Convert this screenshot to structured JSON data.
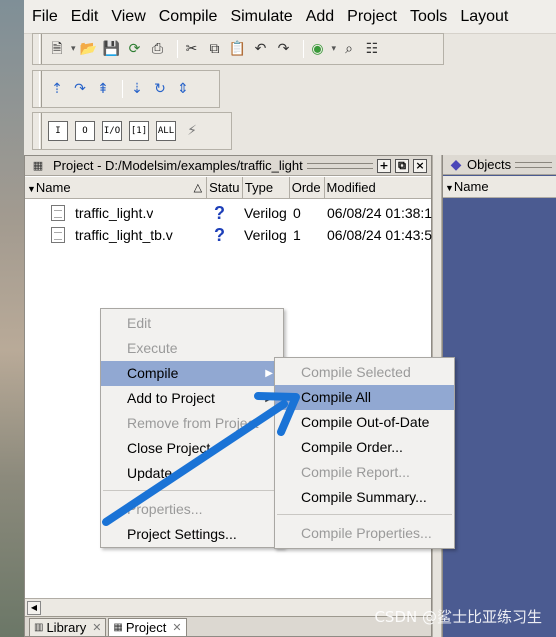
{
  "menubar": [
    "File",
    "Edit",
    "View",
    "Compile",
    "Simulate",
    "Add",
    "Project",
    "Tools",
    "Layout"
  ],
  "toolbar3": {
    "labels": [
      "I",
      "O",
      "I/O",
      "[1]",
      "ALL"
    ]
  },
  "project_panel": {
    "title": "Project - D:/Modelsim/examples/traffic_light",
    "columns": [
      "Name",
      "Status",
      "Type",
      "Order",
      "Modified"
    ],
    "column_display": [
      "Name",
      "Statu",
      "Type",
      "Orde",
      "Modified"
    ],
    "files": [
      {
        "name": "traffic_light.v",
        "status": "?",
        "type": "Verilog",
        "order": "0",
        "modified": "06/08/24 01:38:1"
      },
      {
        "name": "traffic_light_tb.v",
        "status": "?",
        "type": "Verilog",
        "order": "1",
        "modified": "06/08/24 01:43:5"
      }
    ],
    "tabs": [
      {
        "label": "Library",
        "active": false
      },
      {
        "label": "Project",
        "active": true
      }
    ]
  },
  "objects_panel": {
    "title": "Objects",
    "column": "Name"
  },
  "context_menu": {
    "items": [
      {
        "label": "Edit",
        "enabled": false
      },
      {
        "label": "Execute",
        "enabled": false
      },
      {
        "label": "Compile",
        "enabled": true,
        "highlighted": true,
        "has_submenu": true
      },
      {
        "label": "Add to Project",
        "enabled": true,
        "has_submenu": true
      },
      {
        "label": "Remove from Project",
        "enabled": false
      },
      {
        "label": "Close Project",
        "enabled": true
      },
      {
        "label": "Update",
        "enabled": true
      },
      {
        "label": "Properties...",
        "enabled": false
      },
      {
        "label": "Project Settings...",
        "enabled": true
      }
    ]
  },
  "compile_submenu": {
    "items": [
      {
        "label": "Compile Selected",
        "enabled": false
      },
      {
        "label": "Compile All",
        "enabled": true,
        "highlighted": true
      },
      {
        "label": "Compile Out-of-Date",
        "enabled": true
      },
      {
        "label": "Compile Order...",
        "enabled": true
      },
      {
        "label": "Compile Report...",
        "enabled": false
      },
      {
        "label": "Compile Summary...",
        "enabled": true
      },
      {
        "label": "Compile Properties...",
        "enabled": false
      }
    ]
  },
  "colors": {
    "highlight": "#91a8d2",
    "objects_bg": "#4b5b91",
    "annotation_arrow": "#1a73d6"
  },
  "watermark": "CSDN @鲨士比亚练习生"
}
========================================
_Exercise instructions_. Leave the pictures out and copy the rest of the data exactly.

_Task response_.
Convert this screenshot to structured JSON data.
{
  "menubar": [
    "File",
    "Edit",
    "View",
    "Compile",
    "Simulate",
    "Add",
    "Project",
    "Tools",
    "Layout"
  ],
  "toolbar3": {
    "labels": [
      "I",
      "O",
      "I/O",
      "[1]",
      "ALL"
    ]
  },
  "project_panel": {
    "title": "Project - D:/Modelsim/examples/traffic_light",
    "columns": [
      "Name",
      "Status",
      "Type",
      "Order",
      "Modified"
    ],
    "column_display": [
      "Name",
      "Statu",
      "Type",
      "Orde",
      "Modified"
    ],
    "files": [
      {
        "name": "traffic_light.v",
        "status": "?",
        "type": "Verilog",
        "order": "0",
        "modified": "06/08/24 01:38:1"
      },
      {
        "name": "traffic_light_tb.v",
        "status": "?",
        "type": "Verilog",
        "order": "1",
        "modified": "06/08/24 01:43:5"
      }
    ],
    "tabs": [
      {
        "label": "Library",
        "active": false
      },
      {
        "label": "Project",
        "active": true
      }
    ]
  },
  "objects_panel": {
    "title": "Objects",
    "column": "Name"
  },
  "context_menu": {
    "items": [
      {
        "label": "Edit",
        "enabled": false
      },
      {
        "label": "Execute",
        "enabled": false
      },
      {
        "label": "Compile",
        "enabled": true,
        "highlighted": true,
        "has_submenu": true
      },
      {
        "label": "Add to Project",
        "enabled": true,
        "has_submenu": true
      },
      {
        "label": "Remove from Project",
        "enabled": false
      },
      {
        "label": "Close Project",
        "enabled": true
      },
      {
        "label": "Update",
        "enabled": true
      },
      {
        "label": "Properties...",
        "enabled": false
      },
      {
        "label": "Project Settings...",
        "enabled": true
      }
    ]
  },
  "compile_submenu": {
    "items": [
      {
        "label": "Compile Selected",
        "enabled": false
      },
      {
        "label": "Compile All",
        "enabled": true,
        "highlighted": true
      },
      {
        "label": "Compile Out-of-Date",
        "enabled": true
      },
      {
        "label": "Compile Order...",
        "enabled": true
      },
      {
        "label": "Compile Report...",
        "enabled": false
      },
      {
        "label": "Compile Summary...",
        "enabled": true
      },
      {
        "label": "Compile Properties...",
        "enabled": false
      }
    ]
  },
  "colors": {
    "highlight": "#91a8d2",
    "objects_bg": "#4b5b91",
    "annotation_arrow": "#1a73d6"
  },
  "watermark": "CSDN @鲨士比亚练习生"
}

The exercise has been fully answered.